Written problem: Write out the passage on video games as art word for word, starting at "In the future, there" and ending at "the game’s world.".

Passage to read:
□ □ □
In that frame of thought, it would follow that video games include ideas, yes, but just as film is “made for images,” video games are made for gameplay.  After all, your brain isn’t merely absorbing ideas from games, and your eyes aren’t merely feasting themselves upon imagery – your fingers are busy working through levels and designated segments of the game all the way through until the game’s conclusion.  This theory for video games as art is contingent upon each art form realizing their full potential within what it is that sets the medium apart from other mediums.  However, this all depends on personal opinion and the particular aspects that set a game apart as a “good game.”


In the future, there will likely be a host of various theories (just as there are in the fields of literature and film).  These theories may include (but not be limited to) games as art on the basis of storytelling; games as art on the basis of excellence in graphics; games as art on the basis of ingenuity of gameplay; and games as art on the basis of collaboration and overall cohesiveness of each of these elements – storytelling, graphics, and gameplay.  While there are other components to video games, these particular elements are cited most often by game reviewers, critics, and fans as the main modes by which to classify a game as “good” or “bad.”  Other components such as character development, voice acting, and music arguably serve as agents for the immersion of players further into the game’s world.
□ □ □
Given data:

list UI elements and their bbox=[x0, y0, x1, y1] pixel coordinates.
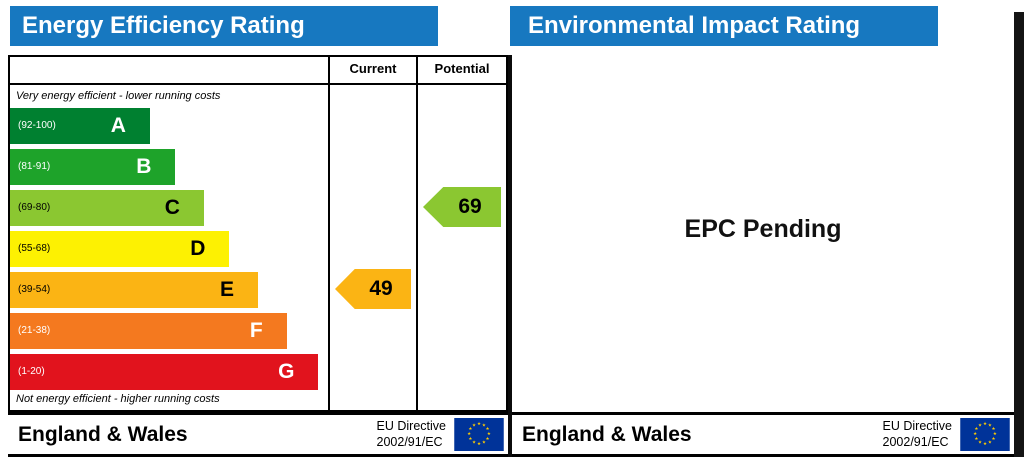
□ □ □
Written answer:
In the future, there will likely be a host of various theories (just as there are in the fields of literature and film).  These theories may include (but not be limited to) games as art on the basis of storytelling; games as art on the basis of excellence in graphics; games as art on the basis of ingenuity of gameplay; and games as art on the basis of collaboration and overall cohesiveness of each of these elements – storytelling, graphics, and gameplay.  While there are other components to video games, these particular elements are cited most often by game reviewers, critics, and fans as the main modes by which to classify a game as “good” or “bad.”  Other components such as character development, voice acting, and music arguably serve as agents for the immersion of players further into the game’s world.